WHAT YOU ARE ASKED TO DO => Leave out the pictures and repeat the rest of the material exactly.

[Stored dataset items]
--
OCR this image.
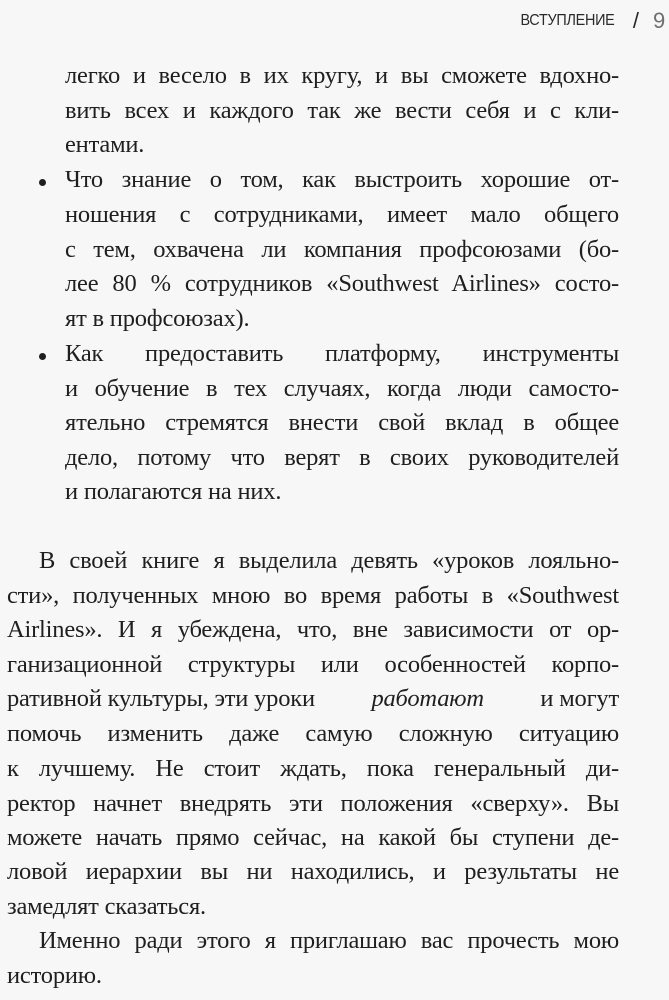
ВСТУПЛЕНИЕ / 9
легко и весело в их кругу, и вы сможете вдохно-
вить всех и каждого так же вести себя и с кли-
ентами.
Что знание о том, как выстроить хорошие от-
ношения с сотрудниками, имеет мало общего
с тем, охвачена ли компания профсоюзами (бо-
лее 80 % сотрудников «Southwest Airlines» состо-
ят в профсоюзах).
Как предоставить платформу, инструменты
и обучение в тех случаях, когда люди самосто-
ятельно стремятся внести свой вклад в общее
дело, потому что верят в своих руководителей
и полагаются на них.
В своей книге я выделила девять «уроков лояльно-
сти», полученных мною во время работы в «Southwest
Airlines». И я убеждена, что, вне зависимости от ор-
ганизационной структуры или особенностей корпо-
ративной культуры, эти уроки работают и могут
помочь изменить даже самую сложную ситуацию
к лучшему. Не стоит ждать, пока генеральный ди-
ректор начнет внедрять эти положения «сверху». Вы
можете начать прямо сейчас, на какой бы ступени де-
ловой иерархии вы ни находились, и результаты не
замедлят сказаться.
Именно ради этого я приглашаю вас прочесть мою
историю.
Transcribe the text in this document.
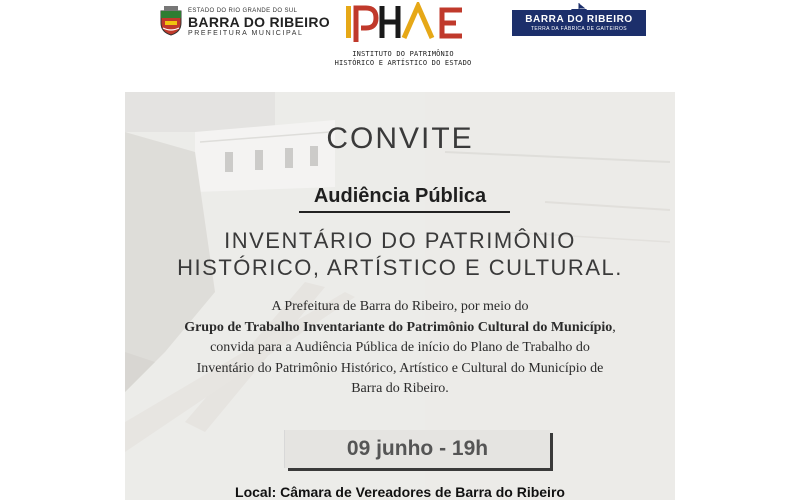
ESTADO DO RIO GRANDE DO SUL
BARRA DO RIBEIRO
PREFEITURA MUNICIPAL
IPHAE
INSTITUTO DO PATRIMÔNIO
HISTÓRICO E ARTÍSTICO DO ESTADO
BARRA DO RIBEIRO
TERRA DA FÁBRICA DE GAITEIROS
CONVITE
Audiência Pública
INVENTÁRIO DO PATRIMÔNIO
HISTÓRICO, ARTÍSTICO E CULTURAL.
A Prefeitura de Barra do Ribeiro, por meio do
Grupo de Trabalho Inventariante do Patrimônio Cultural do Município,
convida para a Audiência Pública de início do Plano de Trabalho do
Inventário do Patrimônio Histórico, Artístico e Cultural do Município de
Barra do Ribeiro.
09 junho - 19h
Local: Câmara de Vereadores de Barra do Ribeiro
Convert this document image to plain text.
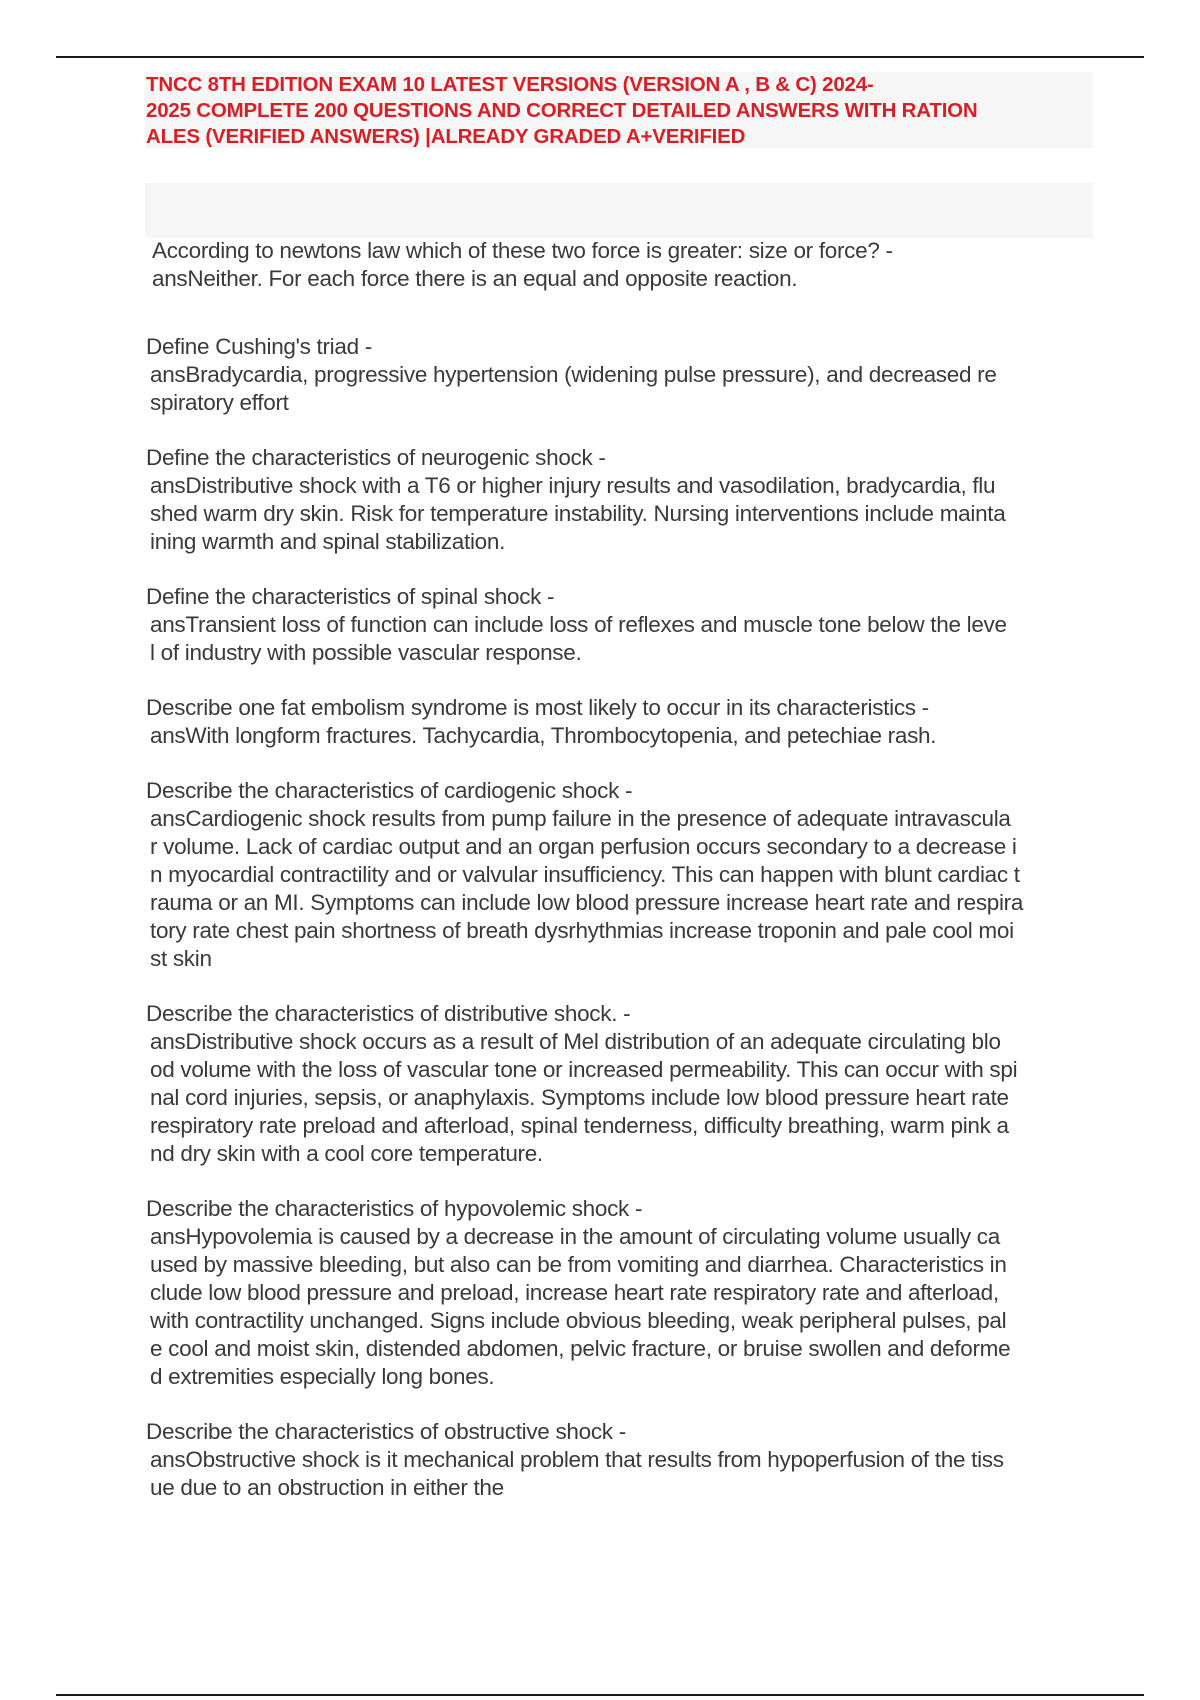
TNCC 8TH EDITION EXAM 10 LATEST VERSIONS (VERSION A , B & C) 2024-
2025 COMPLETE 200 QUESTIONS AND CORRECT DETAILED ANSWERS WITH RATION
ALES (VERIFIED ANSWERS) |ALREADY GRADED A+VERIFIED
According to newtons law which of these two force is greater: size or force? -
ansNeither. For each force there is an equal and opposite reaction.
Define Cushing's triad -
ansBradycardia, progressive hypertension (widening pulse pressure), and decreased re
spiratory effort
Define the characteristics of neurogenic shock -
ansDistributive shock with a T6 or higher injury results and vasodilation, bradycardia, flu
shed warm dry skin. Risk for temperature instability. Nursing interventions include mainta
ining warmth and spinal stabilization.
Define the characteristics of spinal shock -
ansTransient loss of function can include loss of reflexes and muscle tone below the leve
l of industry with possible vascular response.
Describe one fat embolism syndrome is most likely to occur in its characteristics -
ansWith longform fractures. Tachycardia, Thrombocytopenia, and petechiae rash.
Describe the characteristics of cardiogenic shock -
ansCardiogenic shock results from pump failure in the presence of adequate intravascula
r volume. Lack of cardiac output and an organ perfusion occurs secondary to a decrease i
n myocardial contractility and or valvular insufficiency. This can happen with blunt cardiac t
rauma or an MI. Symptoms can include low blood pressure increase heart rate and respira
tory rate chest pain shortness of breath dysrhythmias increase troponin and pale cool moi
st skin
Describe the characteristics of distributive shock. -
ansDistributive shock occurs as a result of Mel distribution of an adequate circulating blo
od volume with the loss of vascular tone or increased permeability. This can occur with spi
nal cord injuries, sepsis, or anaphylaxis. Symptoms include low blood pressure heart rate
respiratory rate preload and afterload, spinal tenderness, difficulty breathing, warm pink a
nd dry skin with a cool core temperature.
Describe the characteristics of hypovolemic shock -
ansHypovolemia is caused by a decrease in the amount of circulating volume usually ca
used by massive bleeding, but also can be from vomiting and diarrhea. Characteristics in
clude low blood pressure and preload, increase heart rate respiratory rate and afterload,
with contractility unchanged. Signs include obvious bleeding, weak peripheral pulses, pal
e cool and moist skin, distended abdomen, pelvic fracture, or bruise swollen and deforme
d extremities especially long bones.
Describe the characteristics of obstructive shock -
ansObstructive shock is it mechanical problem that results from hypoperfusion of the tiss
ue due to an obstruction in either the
--
EXERCISE SOLUTION =>
OCR this image.
ВСТУПЛЕНИЕ / 9
легко и весело в их кругу, и вы сможете вдохно-
вить всех и каждого так же вести себя и с кли-
ентами.
Что знание о том, как выстроить хорошие от-
ношения с сотрудниками, имеет мало общего
с тем, охвачена ли компания профсоюзами (бо-
лее 80 % сотрудников «Southwest Airlines» состо-
ят в профсоюзах).
Как предоставить платформу, инструменты
и обучение в тех случаях, когда люди самосто-
ятельно стремятся внести свой вклад в общее
дело, потому что верят в своих руководителей
и полагаются на них.
В своей книге я выделила девять «уроков лояльно-
сти», полученных мною во время работы в «Southwest
Airlines». И я убеждена, что, вне зависимости от ор-
ганизационной структуры или особенностей корпо-
ративной культуры, эти уроки работают и могут
помочь изменить даже самую сложную ситуацию
к лучшему. Не стоит ждать, пока генеральный ди-
ректор начнет внедрять эти положения «сверху». Вы
можете начать прямо сейчас, на какой бы ступени де-
ловой иерархии вы ни находились, и результаты не
замедлят сказаться.
Именно ради этого я приглашаю вас прочесть мою
историю.
Transcribe the text in this document.
ESTADO DO RIO GRANDE DO SUL
BARRA DO RIBEIRO
PREFEITURA MUNICIPAL
IPHAE
INSTITUTO DO PATRIMÔNIO
HISTÓRICO E ARTÍSTICO DO ESTADO
BARRA DO RIBEIRO
TERRA DA FÁBRICA DE GAITEIROS
CONVITE
Audiência Pública
INVENTÁRIO DO PATRIMÔNIO
HISTÓRICO, ARTÍSTICO E CULTURAL.
A Prefeitura de Barra do Ribeiro, por meio do
Grupo de Trabalho Inventariante do Patrimônio Cultural do Município,
convida para a Audiência Pública de início do Plano de Trabalho do
Inventário do Patrimônio Histórico, Artístico e Cultural do Município de
Barra do Ribeiro.
09 junho - 19h
Local: Câmara de Vereadores de Barra do Ribeiro
Convert this document image to plain text.
TNCC 8TH EDITION EXAM 10 LATEST VERSIONS (VERSION A , B & C) 2024-
2025 COMPLETE 200 QUESTIONS AND CORRECT DETAILED ANSWERS WITH RATION
ALES (VERIFIED ANSWERS) |ALREADY GRADED A+VERIFIED
According to newtons law which of these two force is greater: size or force? -
ansNeither. For each force there is an equal and opposite reaction.
Define Cushing's triad -
ansBradycardia, progressive hypertension (widening pulse pressure), and decreased re
spiratory effort
Define the characteristics of neurogenic shock -
ansDistributive shock with a T6 or higher injury results and vasodilation, bradycardia, flu
shed warm dry skin. Risk for temperature instability. Nursing interventions include mainta
ining warmth and spinal stabilization.
Define the characteristics of spinal shock -
ansTransient loss of function can include loss of reflexes and muscle tone below the leve
l of industry with possible vascular response.
Describe one fat embolism syndrome is most likely to occur in its characteristics -
ansWith longform fractures. Tachycardia, Thrombocytopenia, and petechiae rash.
Describe the characteristics of cardiogenic shock -
ansCardiogenic shock results from pump failure in the presence of adequate intravascula
r volume. Lack of cardiac output and an organ perfusion occurs secondary to a decrease i
n myocardial contractility and or valvular insufficiency. This can happen with blunt cardiac t
rauma or an MI. Symptoms can include low blood pressure increase heart rate and respira
tory rate chest pain shortness of breath dysrhythmias increase troponin and pale cool moi
st skin
Describe the characteristics of distributive shock. -
ansDistributive shock occurs as a result of Mel distribution of an adequate circulating blo
od volume with the loss of vascular tone or increased permeability. This can occur with spi
nal cord injuries, sepsis, or anaphylaxis. Symptoms include low blood pressure heart rate
respiratory rate preload and afterload, spinal tenderness, difficulty breathing, warm pink a
nd dry skin with a cool core temperature.
Describe the characteristics of hypovolemic shock -
ansHypovolemia is caused by a decrease in the amount of circulating volume usually ca
used by massive bleeding, but also can be from vomiting and diarrhea. Characteristics in
clude low blood pressure and preload, increase heart rate respiratory rate and afterload,
with contractility unchanged. Signs include obvious bleeding, weak peripheral pulses, pal
e cool and moist skin, distended abdomen, pelvic fracture, or bruise swollen and deforme
d extremities especially long bones.
Describe the characteristics of obstructive shock -
ansObstructive shock is it mechanical problem that results from hypoperfusion of the tiss
ue due to an obstruction in either the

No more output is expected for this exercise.